** start of Given entries **

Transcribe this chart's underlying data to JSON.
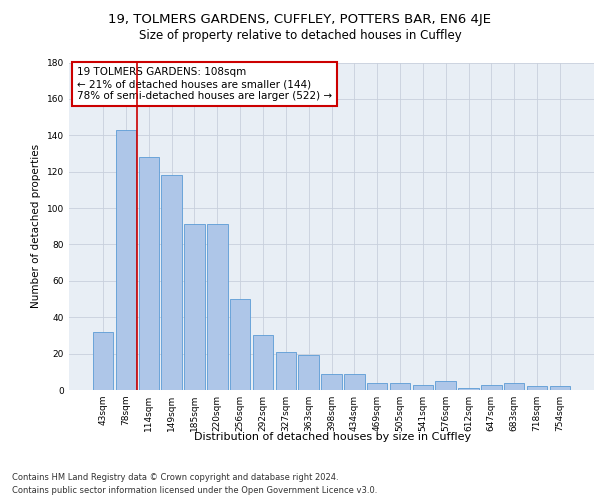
{
  "title1": "19, TOLMERS GARDENS, CUFFLEY, POTTERS BAR, EN6 4JE",
  "title2": "Size of property relative to detached houses in Cuffley",
  "xlabel": "Distribution of detached houses by size in Cuffley",
  "ylabel": "Number of detached properties",
  "categories": [
    "43sqm",
    "78sqm",
    "114sqm",
    "149sqm",
    "185sqm",
    "220sqm",
    "256sqm",
    "292sqm",
    "327sqm",
    "363sqm",
    "398sqm",
    "434sqm",
    "469sqm",
    "505sqm",
    "541sqm",
    "576sqm",
    "612sqm",
    "647sqm",
    "683sqm",
    "718sqm",
    "754sqm"
  ],
  "values": [
    32,
    143,
    128,
    118,
    91,
    91,
    50,
    30,
    21,
    19,
    9,
    9,
    4,
    4,
    3,
    5,
    1,
    3,
    4,
    2,
    2
  ],
  "bar_color": "#aec6e8",
  "bar_edge_color": "#5b9bd5",
  "vline_color": "#cc0000",
  "vline_x_index": 1,
  "annotation_text": "19 TOLMERS GARDENS: 108sqm\n← 21% of detached houses are smaller (144)\n78% of semi-detached houses are larger (522) →",
  "annotation_box_color": "#ffffff",
  "annotation_box_edge_color": "#cc0000",
  "ylim": [
    0,
    180
  ],
  "yticks": [
    0,
    20,
    40,
    60,
    80,
    100,
    120,
    140,
    160,
    180
  ],
  "grid_color": "#c8d0dc",
  "background_color": "#e8eef5",
  "footer_line1": "Contains HM Land Registry data © Crown copyright and database right 2024.",
  "footer_line2": "Contains public sector information licensed under the Open Government Licence v3.0.",
  "title1_fontsize": 9.5,
  "title2_fontsize": 8.5,
  "xlabel_fontsize": 8,
  "ylabel_fontsize": 7.5,
  "tick_fontsize": 6.5,
  "annotation_fontsize": 7.5,
  "footer_fontsize": 6
}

** end of Given entries **

### [Required work]
Quote every line word for word and keep the images out of the copy.

### [Finished exercise]
Transcribe this chart's underlying data to JSON.
{
  "title1": "19, TOLMERS GARDENS, CUFFLEY, POTTERS BAR, EN6 4JE",
  "title2": "Size of property relative to detached houses in Cuffley",
  "xlabel": "Distribution of detached houses by size in Cuffley",
  "ylabel": "Number of detached properties",
  "categories": [
    "43sqm",
    "78sqm",
    "114sqm",
    "149sqm",
    "185sqm",
    "220sqm",
    "256sqm",
    "292sqm",
    "327sqm",
    "363sqm",
    "398sqm",
    "434sqm",
    "469sqm",
    "505sqm",
    "541sqm",
    "576sqm",
    "612sqm",
    "647sqm",
    "683sqm",
    "718sqm",
    "754sqm"
  ],
  "values": [
    32,
    143,
    128,
    118,
    91,
    91,
    50,
    30,
    21,
    19,
    9,
    9,
    4,
    4,
    3,
    5,
    1,
    3,
    4,
    2,
    2
  ],
  "bar_color": "#aec6e8",
  "bar_edge_color": "#5b9bd5",
  "vline_color": "#cc0000",
  "vline_x_index": 1,
  "annotation_text": "19 TOLMERS GARDENS: 108sqm\n← 21% of detached houses are smaller (144)\n78% of semi-detached houses are larger (522) →",
  "annotation_box_color": "#ffffff",
  "annotation_box_edge_color": "#cc0000",
  "ylim": [
    0,
    180
  ],
  "yticks": [
    0,
    20,
    40,
    60,
    80,
    100,
    120,
    140,
    160,
    180
  ],
  "grid_color": "#c8d0dc",
  "background_color": "#e8eef5",
  "footer_line1": "Contains HM Land Registry data © Crown copyright and database right 2024.",
  "footer_line2": "Contains public sector information licensed under the Open Government Licence v3.0.",
  "title1_fontsize": 9.5,
  "title2_fontsize": 8.5,
  "xlabel_fontsize": 8,
  "ylabel_fontsize": 7.5,
  "tick_fontsize": 6.5,
  "annotation_fontsize": 7.5,
  "footer_fontsize": 6
}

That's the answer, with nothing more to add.